Work item. Produce a faithful copy of the data, one that leaves out the pictures.

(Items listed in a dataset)
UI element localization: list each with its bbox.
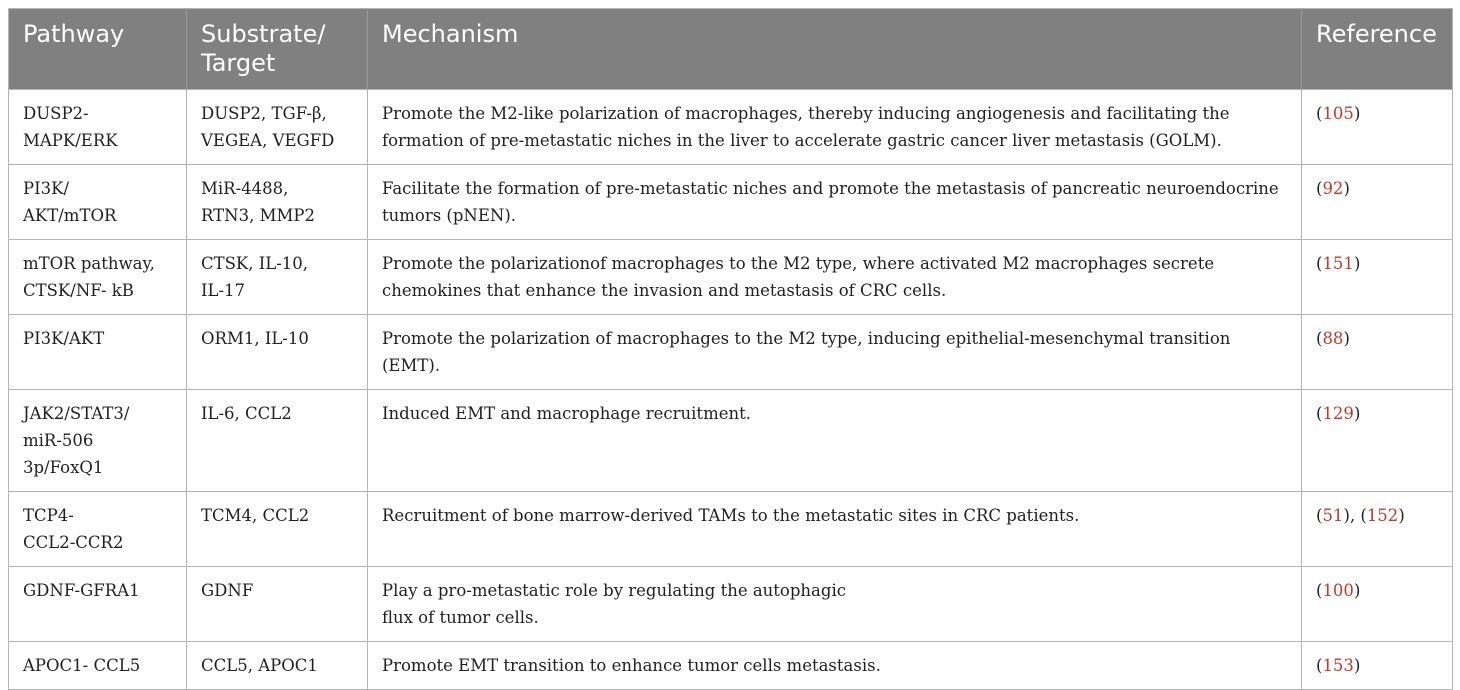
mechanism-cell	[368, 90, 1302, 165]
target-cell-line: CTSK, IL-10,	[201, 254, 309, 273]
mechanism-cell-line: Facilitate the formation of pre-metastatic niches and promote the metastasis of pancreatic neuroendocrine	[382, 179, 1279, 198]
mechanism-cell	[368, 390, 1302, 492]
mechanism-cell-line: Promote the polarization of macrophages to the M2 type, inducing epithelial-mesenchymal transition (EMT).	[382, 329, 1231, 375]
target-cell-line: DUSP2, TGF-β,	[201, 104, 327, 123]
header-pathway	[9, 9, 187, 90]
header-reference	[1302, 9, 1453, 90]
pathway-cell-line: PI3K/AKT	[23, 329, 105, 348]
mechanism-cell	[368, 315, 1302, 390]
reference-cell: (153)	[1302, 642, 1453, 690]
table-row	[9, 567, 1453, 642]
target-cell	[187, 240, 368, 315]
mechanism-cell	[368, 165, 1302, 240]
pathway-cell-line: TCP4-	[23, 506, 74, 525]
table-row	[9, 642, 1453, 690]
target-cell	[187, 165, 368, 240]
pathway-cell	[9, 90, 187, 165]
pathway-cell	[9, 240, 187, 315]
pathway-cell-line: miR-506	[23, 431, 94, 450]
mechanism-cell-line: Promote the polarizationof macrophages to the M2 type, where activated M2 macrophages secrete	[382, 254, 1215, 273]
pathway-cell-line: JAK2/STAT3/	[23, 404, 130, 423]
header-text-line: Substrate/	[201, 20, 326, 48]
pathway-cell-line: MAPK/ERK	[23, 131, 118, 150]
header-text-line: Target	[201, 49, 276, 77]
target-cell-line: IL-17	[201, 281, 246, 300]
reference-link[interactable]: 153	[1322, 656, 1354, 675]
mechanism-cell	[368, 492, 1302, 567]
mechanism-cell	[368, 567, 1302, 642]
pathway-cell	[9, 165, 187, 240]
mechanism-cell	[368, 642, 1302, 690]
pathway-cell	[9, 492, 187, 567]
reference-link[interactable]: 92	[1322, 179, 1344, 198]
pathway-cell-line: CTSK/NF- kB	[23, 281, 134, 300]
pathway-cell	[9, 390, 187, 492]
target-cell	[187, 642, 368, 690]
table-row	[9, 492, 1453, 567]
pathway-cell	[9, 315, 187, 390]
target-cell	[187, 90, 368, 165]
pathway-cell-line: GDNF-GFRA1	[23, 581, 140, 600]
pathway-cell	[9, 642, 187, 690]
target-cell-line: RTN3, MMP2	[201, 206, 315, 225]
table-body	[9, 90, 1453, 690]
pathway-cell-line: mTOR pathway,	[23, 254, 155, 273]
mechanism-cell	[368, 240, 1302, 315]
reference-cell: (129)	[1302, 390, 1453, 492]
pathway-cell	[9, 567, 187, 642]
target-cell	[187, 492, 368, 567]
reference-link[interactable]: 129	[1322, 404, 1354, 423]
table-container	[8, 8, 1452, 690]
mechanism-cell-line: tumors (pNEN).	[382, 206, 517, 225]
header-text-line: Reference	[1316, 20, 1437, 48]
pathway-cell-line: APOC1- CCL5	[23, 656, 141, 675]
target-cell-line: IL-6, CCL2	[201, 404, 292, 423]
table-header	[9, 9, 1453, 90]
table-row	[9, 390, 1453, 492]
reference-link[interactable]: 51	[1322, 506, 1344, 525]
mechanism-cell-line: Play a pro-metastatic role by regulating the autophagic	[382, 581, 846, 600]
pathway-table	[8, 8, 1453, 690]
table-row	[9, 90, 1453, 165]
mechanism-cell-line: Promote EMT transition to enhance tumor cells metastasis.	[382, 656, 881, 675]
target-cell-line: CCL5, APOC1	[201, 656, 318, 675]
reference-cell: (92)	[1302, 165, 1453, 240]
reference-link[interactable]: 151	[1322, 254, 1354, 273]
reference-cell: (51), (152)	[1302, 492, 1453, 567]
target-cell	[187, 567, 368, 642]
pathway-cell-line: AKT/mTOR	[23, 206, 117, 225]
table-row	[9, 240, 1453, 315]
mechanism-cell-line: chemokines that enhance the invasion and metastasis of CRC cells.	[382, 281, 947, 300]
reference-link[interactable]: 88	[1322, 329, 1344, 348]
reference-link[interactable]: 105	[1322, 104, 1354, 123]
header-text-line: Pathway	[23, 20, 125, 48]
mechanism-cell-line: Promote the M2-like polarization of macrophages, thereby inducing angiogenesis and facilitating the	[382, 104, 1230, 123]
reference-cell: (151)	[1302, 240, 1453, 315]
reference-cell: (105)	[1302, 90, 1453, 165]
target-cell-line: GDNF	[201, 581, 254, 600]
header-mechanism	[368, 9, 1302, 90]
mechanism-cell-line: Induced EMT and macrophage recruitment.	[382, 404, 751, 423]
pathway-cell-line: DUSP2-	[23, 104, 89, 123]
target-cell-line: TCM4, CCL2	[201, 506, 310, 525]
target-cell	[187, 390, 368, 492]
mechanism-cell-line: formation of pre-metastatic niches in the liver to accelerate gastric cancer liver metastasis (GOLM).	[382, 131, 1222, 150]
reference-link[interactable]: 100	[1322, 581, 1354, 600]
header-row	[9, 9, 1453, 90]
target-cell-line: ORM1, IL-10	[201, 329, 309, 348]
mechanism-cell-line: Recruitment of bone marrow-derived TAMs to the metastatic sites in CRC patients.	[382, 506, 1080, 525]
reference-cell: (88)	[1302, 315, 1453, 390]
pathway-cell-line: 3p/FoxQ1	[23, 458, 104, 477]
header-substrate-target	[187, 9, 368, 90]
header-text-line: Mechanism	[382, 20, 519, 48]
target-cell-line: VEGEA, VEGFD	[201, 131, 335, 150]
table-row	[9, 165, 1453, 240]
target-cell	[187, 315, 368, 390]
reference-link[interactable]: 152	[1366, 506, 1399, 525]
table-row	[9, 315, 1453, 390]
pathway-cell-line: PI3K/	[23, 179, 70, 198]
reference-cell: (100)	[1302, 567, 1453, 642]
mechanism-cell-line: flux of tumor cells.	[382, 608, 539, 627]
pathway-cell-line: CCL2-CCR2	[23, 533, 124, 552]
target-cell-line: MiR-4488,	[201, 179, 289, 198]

Reply.
UI element localization: list each with its bbox.
mechanism-cell	[368, 90, 1302, 165]
target-cell-line: CTSK, IL-10,	[201, 254, 309, 273]
mechanism-cell-line: Facilitate the formation of pre-metastatic niches and promote the metastasis of pancreatic neuroendocrine	[382, 179, 1279, 198]
mechanism-cell	[368, 390, 1302, 492]
mechanism-cell-line: Promote the polarization of macrophages to the M2 type, inducing epithelial-mesenchymal transition (EMT).	[382, 329, 1231, 375]
target-cell-line: DUSP2, TGF-β,	[201, 104, 327, 123]
header-pathway	[9, 9, 187, 90]
header-reference	[1302, 9, 1453, 90]
pathway-cell-line: PI3K/AKT	[23, 329, 105, 348]
mechanism-cell	[368, 315, 1302, 390]
reference-cell: (153)	[1302, 642, 1453, 690]
table-row	[9, 567, 1453, 642]
target-cell	[187, 240, 368, 315]
mechanism-cell	[368, 165, 1302, 240]
pathway-cell-line: TCP4-	[23, 506, 74, 525]
table-row	[9, 642, 1453, 690]
target-cell	[187, 165, 368, 240]
pathway-cell	[9, 90, 187, 165]
pathway-cell	[9, 240, 187, 315]
pathway-cell-line: miR-506	[23, 431, 94, 450]
mechanism-cell-line: Promote the polarizationof macrophages to the M2 type, where activated M2 macrophages secrete	[382, 254, 1215, 273]
pathway-cell-line: JAK2/STAT3/	[23, 404, 130, 423]
header-text-line: Substrate/	[201, 20, 326, 48]
pathway-cell-line: MAPK/ERK	[23, 131, 118, 150]
header-text-line: Target	[201, 49, 276, 77]
target-cell-line: IL-17	[201, 281, 246, 300]
reference-link[interactable]: 153	[1322, 656, 1354, 675]
mechanism-cell	[368, 492, 1302, 567]
mechanism-cell	[368, 567, 1302, 642]
pathway-cell	[9, 165, 187, 240]
mechanism-cell	[368, 642, 1302, 690]
pathway-cell	[9, 492, 187, 567]
reference-link[interactable]: 92	[1322, 179, 1344, 198]
pathway-cell-line: CTSK/NF- kB	[23, 281, 134, 300]
pathway-cell	[9, 390, 187, 492]
target-cell	[187, 642, 368, 690]
table-row	[9, 492, 1453, 567]
pathway-cell	[9, 315, 187, 390]
target-cell	[187, 90, 368, 165]
pathway-cell-line: GDNF-GFRA1	[23, 581, 140, 600]
pathway-cell	[9, 642, 187, 690]
target-cell-line: RTN3, MMP2	[201, 206, 315, 225]
table-body	[9, 90, 1453, 690]
pathway-cell-line: mTOR pathway,	[23, 254, 155, 273]
mechanism-cell	[368, 240, 1302, 315]
reference-cell: (129)	[1302, 390, 1453, 492]
pathway-cell	[9, 567, 187, 642]
target-cell	[187, 492, 368, 567]
reference-link[interactable]: 129	[1322, 404, 1354, 423]
table-container	[8, 8, 1452, 690]
mechanism-cell-line: tumors (pNEN).	[382, 206, 517, 225]
header-text-line: Reference	[1316, 20, 1437, 48]
pathway-cell-line: APOC1- CCL5	[23, 656, 141, 675]
target-cell-line: IL-6, CCL2	[201, 404, 292, 423]
table-header	[9, 9, 1453, 90]
table-row	[9, 390, 1453, 492]
reference-link[interactable]: 51	[1322, 506, 1344, 525]
mechanism-cell-line: Play a pro-metastatic role by regulating the autophagic	[382, 581, 846, 600]
pathway-table	[8, 8, 1453, 690]
table-row	[9, 90, 1453, 165]
mechanism-cell-line: Promote EMT transition to enhance tumor cells metastasis.	[382, 656, 881, 675]
target-cell-line: CCL5, APOC1	[201, 656, 318, 675]
reference-cell: (92)	[1302, 165, 1453, 240]
reference-link[interactable]: 151	[1322, 254, 1354, 273]
reference-cell: (51), (152)	[1302, 492, 1453, 567]
target-cell	[187, 567, 368, 642]
pathway-cell-line: AKT/mTOR	[23, 206, 117, 225]
table-row	[9, 240, 1453, 315]
mechanism-cell-line: chemokines that enhance the invasion and metastasis of CRC cells.	[382, 281, 947, 300]
reference-link[interactable]: 88	[1322, 329, 1344, 348]
reference-link[interactable]: 105	[1322, 104, 1354, 123]
header-text-line: Pathway	[23, 20, 125, 48]
mechanism-cell-line: Promote the M2-like polarization of macrophages, thereby inducing angiogenesis and facilitating the	[382, 104, 1230, 123]
reference-cell: (151)	[1302, 240, 1453, 315]
reference-cell: (105)	[1302, 90, 1453, 165]
target-cell-line: GDNF	[201, 581, 254, 600]
header-mechanism	[368, 9, 1302, 90]
mechanism-cell-line: Induced EMT and macrophage recruitment.	[382, 404, 751, 423]
pathway-cell-line: DUSP2-	[23, 104, 89, 123]
target-cell-line: TCM4, CCL2	[201, 506, 310, 525]
target-cell	[187, 390, 368, 492]
mechanism-cell-line: formation of pre-metastatic niches in the liver to accelerate gastric cancer liver metastasis (GOLM).	[382, 131, 1222, 150]
reference-link[interactable]: 100	[1322, 581, 1354, 600]
header-row	[9, 9, 1453, 90]
target-cell-line: ORM1, IL-10	[201, 329, 309, 348]
mechanism-cell-line: Recruitment of bone marrow-derived TAMs to the metastatic sites in CRC patients.	[382, 506, 1080, 525]
reference-cell: (88)	[1302, 315, 1453, 390]
pathway-cell-line: 3p/FoxQ1	[23, 458, 104, 477]
header-substrate-target	[187, 9, 368, 90]
header-text-line: Mechanism	[382, 20, 519, 48]
target-cell-line: VEGEA, VEGFD	[201, 131, 335, 150]
table-row	[9, 165, 1453, 240]
target-cell	[187, 315, 368, 390]
reference-link[interactable]: 152	[1366, 506, 1399, 525]
table-row	[9, 315, 1453, 390]
pathway-cell-line: PI3K/	[23, 179, 70, 198]
reference-cell: (100)	[1302, 567, 1453, 642]
mechanism-cell-line: flux of tumor cells.	[382, 608, 539, 627]
pathway-cell-line: CCL2-CCR2	[23, 533, 124, 552]
target-cell-line: MiR-4488,	[201, 179, 289, 198]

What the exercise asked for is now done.